* Begin *
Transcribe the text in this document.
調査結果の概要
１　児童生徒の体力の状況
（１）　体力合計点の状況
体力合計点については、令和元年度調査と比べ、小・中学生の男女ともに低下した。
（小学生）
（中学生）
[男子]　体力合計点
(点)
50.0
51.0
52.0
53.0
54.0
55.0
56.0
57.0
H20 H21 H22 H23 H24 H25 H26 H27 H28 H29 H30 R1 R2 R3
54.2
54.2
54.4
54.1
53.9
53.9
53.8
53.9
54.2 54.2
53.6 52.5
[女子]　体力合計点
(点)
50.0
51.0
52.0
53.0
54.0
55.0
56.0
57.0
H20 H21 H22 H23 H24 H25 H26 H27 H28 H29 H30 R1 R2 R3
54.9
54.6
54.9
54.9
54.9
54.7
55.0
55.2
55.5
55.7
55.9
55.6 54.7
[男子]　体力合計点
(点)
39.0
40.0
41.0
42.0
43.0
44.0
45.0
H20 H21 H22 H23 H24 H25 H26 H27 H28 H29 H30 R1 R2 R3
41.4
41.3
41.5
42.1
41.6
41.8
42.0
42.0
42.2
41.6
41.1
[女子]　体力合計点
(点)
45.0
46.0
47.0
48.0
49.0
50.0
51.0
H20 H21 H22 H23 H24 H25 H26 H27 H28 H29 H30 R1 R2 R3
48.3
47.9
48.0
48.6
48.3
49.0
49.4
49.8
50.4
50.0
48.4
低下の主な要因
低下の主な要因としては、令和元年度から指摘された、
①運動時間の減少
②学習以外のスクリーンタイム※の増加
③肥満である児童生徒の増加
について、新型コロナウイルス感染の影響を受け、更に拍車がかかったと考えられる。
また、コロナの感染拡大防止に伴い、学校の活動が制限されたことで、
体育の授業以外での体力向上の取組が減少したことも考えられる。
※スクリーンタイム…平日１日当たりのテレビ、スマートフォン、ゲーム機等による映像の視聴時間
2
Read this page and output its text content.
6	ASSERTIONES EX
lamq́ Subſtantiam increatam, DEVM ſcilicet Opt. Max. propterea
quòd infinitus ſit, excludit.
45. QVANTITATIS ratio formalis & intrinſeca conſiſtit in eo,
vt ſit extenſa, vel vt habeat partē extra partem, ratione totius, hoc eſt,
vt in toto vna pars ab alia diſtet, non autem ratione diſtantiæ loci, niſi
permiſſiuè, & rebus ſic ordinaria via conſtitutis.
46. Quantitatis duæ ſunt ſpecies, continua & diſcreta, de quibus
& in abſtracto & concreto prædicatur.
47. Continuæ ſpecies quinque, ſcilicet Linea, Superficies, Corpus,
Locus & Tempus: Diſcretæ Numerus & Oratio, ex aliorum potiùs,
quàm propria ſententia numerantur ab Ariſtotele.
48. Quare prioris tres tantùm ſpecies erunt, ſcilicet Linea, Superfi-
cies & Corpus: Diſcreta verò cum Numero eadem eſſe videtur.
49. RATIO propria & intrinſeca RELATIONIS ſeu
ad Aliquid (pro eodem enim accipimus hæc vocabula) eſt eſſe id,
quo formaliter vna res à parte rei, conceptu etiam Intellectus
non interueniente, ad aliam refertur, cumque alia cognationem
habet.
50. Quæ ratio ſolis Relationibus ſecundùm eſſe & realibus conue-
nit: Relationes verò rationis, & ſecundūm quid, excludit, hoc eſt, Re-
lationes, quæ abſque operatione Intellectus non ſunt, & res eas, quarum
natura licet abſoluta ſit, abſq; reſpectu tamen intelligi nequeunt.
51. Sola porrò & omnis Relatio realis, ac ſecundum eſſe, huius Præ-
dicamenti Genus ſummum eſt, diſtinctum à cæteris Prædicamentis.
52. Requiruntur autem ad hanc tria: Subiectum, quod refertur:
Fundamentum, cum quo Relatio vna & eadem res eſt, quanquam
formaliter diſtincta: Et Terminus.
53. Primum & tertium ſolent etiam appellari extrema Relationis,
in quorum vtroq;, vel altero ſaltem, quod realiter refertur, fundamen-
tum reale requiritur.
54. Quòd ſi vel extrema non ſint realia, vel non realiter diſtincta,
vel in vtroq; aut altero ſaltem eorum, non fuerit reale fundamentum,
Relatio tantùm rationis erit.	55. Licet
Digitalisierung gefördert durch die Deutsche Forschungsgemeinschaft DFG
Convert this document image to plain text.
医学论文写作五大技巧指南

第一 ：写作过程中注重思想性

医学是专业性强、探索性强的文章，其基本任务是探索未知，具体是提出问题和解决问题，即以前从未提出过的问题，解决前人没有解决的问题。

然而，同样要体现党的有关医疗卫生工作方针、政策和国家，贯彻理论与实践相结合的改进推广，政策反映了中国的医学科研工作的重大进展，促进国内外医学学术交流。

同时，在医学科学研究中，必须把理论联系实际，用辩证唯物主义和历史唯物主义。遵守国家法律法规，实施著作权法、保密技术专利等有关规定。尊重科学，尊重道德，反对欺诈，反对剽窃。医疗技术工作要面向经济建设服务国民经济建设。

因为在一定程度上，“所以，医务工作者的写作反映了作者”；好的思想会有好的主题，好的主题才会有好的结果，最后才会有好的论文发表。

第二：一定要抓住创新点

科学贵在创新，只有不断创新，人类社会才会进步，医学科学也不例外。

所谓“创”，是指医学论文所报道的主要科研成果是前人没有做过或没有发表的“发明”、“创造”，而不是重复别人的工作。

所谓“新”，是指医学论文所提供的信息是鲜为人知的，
* End *
Task statement ▸ Restate the whole listing exactly, leaving out nothing.

Answer for this exercise ▸
Transcribe the text in this document.
調査結果の概要
１　児童生徒の体力の状況
（１）　体力合計点の状況
体力合計点については、令和元年度調査と比べ、小・中学生の男女ともに低下した。
（小学生）
（中学生）
[男子]　体力合計点
(点)
50.0
51.0
52.0
53.0
54.0
55.0
56.0
57.0
H20 H21 H22 H23 H24 H25 H26 H27 H28 H29 H30 R1 R2 R3
54.2
54.2
54.4
54.1
53.9
53.9
53.8
53.9
54.2 54.2
53.6 52.5
[女子]　体力合計点
(点)
50.0
51.0
52.0
53.0
54.0
55.0
56.0
57.0
H20 H21 H22 H23 H24 H25 H26 H27 H28 H29 H30 R1 R2 R3
54.9
54.6
54.9
54.9
54.9
54.7
55.0
55.2
55.5
55.7
55.9
55.6 54.7
[男子]　体力合計点
(点)
39.0
40.0
41.0
42.0
43.0
44.0
45.0
H20 H21 H22 H23 H24 H25 H26 H27 H28 H29 H30 R1 R2 R3
41.4
41.3
41.5
42.1
41.6
41.8
42.0
42.0
42.2
41.6
41.1
[女子]　体力合計点
(点)
45.0
46.0
47.0
48.0
49.0
50.0
51.0
H20 H21 H22 H23 H24 H25 H26 H27 H28 H29 H30 R1 R2 R3
48.3
47.9
48.0
48.6
48.3
49.0
49.4
49.8
50.4
50.0
48.4
低下の主な要因
低下の主な要因としては、令和元年度から指摘された、
①運動時間の減少
②学習以外のスクリーンタイム※の増加
③肥満である児童生徒の増加
について、新型コロナウイルス感染の影響を受け、更に拍車がかかったと考えられる。
また、コロナの感染拡大防止に伴い、学校の活動が制限されたことで、
体育の授業以外での体力向上の取組が減少したことも考えられる。
※スクリーンタイム…平日１日当たりのテレビ、スマートフォン、ゲーム機等による映像の視聴時間
2
Read this page and output its text content.
6	ASSERTIONES EX
lamq́ Subſtantiam increatam, DEVM ſcilicet Opt. Max. propterea
quòd infinitus ſit, excludit.
45. QVANTITATIS ratio formalis & intrinſeca conſiſtit in eo,
vt ſit extenſa, vel vt habeat partē extra partem, ratione totius, hoc eſt,
vt in toto vna pars ab alia diſtet, non autem ratione diſtantiæ loci, niſi
permiſſiuè, & rebus ſic ordinaria via conſtitutis.
46. Quantitatis duæ ſunt ſpecies, continua & diſcreta, de quibus
& in abſtracto & concreto prædicatur.
47. Continuæ ſpecies quinque, ſcilicet Linea, Superficies, Corpus,
Locus & Tempus: Diſcretæ Numerus & Oratio, ex aliorum potiùs,
quàm propria ſententia numerantur ab Ariſtotele.
48. Quare prioris tres tantùm ſpecies erunt, ſcilicet Linea, Superfi-
cies & Corpus: Diſcreta verò cum Numero eadem eſſe videtur.
49. RATIO propria & intrinſeca RELATIONIS ſeu
ad Aliquid (pro eodem enim accipimus hæc vocabula) eſt eſſe id,
quo formaliter vna res à parte rei, conceptu etiam Intellectus
non interueniente, ad aliam refertur, cumque alia cognationem
habet.
50. Quæ ratio ſolis Relationibus ſecundùm eſſe & realibus conue-
nit: Relationes verò rationis, & ſecundūm quid, excludit, hoc eſt, Re-
lationes, quæ abſque operatione Intellectus non ſunt, & res eas, quarum
natura licet abſoluta ſit, abſq; reſpectu tamen intelligi nequeunt.
51. Sola porrò & omnis Relatio realis, ac ſecundum eſſe, huius Præ-
dicamenti Genus ſummum eſt, diſtinctum à cæteris Prædicamentis.
52. Requiruntur autem ad hanc tria: Subiectum, quod refertur:
Fundamentum, cum quo Relatio vna & eadem res eſt, quanquam
formaliter diſtincta: Et Terminus.
53. Primum & tertium ſolent etiam appellari extrema Relationis,
in quorum vtroq;, vel altero ſaltem, quod realiter refertur, fundamen-
tum reale requiritur.
54. Quòd ſi vel extrema non ſint realia, vel non realiter diſtincta,
vel in vtroq; aut altero ſaltem eorum, non fuerit reale fundamentum,
Relatio tantùm rationis erit.	55. Licet
Digitalisierung gefördert durch die Deutsche Forschungsgemeinschaft DFG
Convert this document image to plain text.
医学论文写作五大技巧指南

第一 ：写作过程中注重思想性

医学是专业性强、探索性强的文章，其基本任务是探索未知，具体是提出问题和解决问题，即以前从未提出过的问题，解决前人没有解决的问题。

然而，同样要体现党的有关医疗卫生工作方针、政策和国家，贯彻理论与实践相结合的改进推广，政策反映了中国的医学科研工作的重大进展，促进国内外医学学术交流。

同时，在医学科学研究中，必须把理论联系实际，用辩证唯物主义和历史唯物主义。遵守国家法律法规，实施著作权法、保密技术专利等有关规定。尊重科学，尊重道德，反对欺诈，反对剽窃。医疗技术工作要面向经济建设服务国民经济建设。

因为在一定程度上，“所以，医务工作者的写作反映了作者”；好的思想会有好的主题，好的主题才会有好的结果，最后才会有好的论文发表。

第二：一定要抓住创新点

科学贵在创新，只有不断创新，人类社会才会进步，医学科学也不例外。

所谓“创”，是指医学论文所报道的主要科研成果是前人没有做过或没有发表的“发明”、“创造”，而不是重复别人的工作。

所谓“新”，是指医学论文所提供的信息是鲜为人知的，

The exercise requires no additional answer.